> _What the task asks_
Only lines holding the word "color" should be copied from the material.

Figure data in JSON
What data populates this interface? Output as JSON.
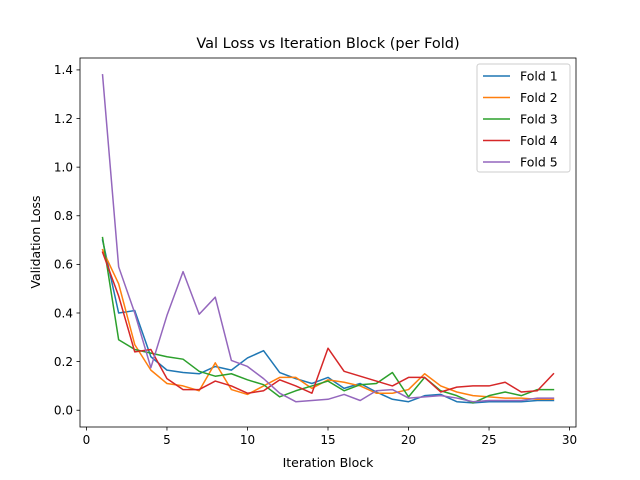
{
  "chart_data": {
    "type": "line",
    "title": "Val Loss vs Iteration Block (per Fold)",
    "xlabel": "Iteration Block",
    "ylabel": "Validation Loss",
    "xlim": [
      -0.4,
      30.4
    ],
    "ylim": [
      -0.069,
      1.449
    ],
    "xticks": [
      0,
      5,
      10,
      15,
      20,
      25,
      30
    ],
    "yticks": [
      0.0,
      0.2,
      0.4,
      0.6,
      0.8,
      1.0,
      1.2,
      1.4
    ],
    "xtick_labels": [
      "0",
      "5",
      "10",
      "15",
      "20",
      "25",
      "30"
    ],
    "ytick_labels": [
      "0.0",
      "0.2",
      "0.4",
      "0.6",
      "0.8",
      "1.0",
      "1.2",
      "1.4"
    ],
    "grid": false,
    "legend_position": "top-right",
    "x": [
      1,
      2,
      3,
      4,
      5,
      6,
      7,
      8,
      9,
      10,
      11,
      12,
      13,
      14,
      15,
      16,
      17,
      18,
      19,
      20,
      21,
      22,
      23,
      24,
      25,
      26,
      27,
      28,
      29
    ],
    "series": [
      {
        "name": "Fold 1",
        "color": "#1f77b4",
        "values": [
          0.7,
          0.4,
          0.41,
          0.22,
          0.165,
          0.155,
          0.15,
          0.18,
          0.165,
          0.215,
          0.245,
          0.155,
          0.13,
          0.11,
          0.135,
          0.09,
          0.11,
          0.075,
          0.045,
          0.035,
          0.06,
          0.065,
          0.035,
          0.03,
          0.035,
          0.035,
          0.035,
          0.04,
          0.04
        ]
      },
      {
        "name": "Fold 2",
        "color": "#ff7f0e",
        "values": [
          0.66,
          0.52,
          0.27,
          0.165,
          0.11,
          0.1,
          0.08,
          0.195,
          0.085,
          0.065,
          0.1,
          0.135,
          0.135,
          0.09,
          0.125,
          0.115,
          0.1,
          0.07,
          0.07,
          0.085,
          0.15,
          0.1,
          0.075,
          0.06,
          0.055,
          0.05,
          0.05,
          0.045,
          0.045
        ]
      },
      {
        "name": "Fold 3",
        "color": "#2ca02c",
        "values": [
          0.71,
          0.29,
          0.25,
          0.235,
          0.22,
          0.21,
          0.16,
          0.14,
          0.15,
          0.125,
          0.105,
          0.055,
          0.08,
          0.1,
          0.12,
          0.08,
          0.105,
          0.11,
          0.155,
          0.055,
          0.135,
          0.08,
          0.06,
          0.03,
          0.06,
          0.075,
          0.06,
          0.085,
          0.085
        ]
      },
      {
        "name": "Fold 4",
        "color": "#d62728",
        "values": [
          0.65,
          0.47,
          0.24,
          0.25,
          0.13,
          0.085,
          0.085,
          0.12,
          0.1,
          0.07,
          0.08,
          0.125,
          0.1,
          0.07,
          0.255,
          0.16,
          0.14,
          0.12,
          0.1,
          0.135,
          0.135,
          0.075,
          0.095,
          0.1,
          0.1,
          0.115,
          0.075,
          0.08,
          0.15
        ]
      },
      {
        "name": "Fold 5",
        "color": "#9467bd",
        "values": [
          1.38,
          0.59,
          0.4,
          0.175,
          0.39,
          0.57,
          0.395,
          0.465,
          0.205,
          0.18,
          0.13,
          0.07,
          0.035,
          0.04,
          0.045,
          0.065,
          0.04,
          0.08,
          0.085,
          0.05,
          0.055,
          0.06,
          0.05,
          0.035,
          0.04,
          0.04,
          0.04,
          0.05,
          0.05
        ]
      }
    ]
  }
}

> _Full answer_
        "color": "#1f77b4",
        "color": "#ff7f0e",
        "color": "#2ca02c",
        "color": "#d62728",
        "color": "#9467bd",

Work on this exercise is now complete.